[Set problem] Check each line of the listing for the string "color", then state how many lines have it. Only the number is wanted.

Records from a collection:
★ ★ ★ ★

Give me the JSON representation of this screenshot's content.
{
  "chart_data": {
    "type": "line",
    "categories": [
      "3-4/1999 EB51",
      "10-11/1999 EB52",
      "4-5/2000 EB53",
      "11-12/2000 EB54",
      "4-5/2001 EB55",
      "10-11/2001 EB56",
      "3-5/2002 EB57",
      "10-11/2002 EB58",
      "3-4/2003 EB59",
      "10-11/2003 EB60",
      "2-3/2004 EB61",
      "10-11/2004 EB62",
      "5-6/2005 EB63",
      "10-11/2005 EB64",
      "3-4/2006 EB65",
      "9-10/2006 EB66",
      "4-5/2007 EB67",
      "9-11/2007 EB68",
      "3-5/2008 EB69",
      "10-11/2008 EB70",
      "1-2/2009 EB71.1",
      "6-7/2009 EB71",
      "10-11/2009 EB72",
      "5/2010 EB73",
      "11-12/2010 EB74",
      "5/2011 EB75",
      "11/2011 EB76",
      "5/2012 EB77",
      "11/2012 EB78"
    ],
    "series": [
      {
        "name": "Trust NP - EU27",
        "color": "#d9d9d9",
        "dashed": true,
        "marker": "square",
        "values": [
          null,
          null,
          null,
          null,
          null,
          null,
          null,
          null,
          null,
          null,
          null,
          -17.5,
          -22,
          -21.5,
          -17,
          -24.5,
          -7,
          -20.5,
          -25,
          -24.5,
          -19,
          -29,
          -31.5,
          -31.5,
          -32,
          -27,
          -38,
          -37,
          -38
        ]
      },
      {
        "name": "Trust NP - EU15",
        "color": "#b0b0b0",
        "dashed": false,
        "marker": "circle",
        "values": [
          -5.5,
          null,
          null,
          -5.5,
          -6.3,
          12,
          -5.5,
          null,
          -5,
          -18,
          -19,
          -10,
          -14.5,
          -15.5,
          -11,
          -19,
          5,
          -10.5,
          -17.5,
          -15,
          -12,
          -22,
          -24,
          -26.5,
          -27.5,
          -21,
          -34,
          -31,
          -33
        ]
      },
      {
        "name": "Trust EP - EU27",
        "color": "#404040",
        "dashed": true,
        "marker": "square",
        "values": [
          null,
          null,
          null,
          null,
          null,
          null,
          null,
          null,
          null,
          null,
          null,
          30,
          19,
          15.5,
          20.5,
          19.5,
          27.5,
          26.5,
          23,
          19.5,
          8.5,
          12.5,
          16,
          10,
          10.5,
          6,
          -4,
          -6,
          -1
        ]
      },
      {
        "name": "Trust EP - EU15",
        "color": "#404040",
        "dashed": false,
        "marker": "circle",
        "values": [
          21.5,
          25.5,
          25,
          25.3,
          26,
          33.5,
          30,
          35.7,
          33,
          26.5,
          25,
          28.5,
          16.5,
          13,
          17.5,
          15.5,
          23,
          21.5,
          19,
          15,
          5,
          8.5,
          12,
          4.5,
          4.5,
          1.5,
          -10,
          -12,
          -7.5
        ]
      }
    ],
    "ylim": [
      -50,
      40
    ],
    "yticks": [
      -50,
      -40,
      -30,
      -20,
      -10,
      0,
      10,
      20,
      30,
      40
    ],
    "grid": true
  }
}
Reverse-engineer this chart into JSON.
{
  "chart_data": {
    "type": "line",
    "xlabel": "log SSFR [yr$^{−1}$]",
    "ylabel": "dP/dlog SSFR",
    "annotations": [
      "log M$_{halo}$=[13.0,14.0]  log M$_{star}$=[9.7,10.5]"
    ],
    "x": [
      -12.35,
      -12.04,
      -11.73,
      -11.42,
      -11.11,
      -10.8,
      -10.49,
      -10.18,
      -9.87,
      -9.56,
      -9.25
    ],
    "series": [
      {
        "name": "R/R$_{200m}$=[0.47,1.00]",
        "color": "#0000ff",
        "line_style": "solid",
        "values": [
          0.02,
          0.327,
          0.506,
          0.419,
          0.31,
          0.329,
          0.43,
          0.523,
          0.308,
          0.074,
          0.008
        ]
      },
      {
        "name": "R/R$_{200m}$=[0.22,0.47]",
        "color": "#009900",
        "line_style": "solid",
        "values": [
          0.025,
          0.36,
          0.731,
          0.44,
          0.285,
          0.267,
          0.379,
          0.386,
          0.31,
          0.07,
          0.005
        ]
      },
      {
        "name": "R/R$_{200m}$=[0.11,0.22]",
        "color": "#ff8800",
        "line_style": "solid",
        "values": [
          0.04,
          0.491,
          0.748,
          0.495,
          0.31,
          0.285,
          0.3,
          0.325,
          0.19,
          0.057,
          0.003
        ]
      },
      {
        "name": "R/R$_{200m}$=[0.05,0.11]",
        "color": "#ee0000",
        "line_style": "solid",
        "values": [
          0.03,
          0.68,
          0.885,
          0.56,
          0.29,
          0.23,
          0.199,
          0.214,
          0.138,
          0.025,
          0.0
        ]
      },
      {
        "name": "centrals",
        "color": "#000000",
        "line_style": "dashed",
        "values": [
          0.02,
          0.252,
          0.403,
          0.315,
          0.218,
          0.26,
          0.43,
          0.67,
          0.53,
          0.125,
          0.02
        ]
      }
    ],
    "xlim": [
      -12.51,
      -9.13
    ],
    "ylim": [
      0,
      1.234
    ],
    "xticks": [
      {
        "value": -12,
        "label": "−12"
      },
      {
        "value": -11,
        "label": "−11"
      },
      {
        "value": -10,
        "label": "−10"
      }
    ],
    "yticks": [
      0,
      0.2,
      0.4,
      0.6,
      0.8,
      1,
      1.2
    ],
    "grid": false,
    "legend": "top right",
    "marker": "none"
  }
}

★ ★ ★ ★

[Final result] 9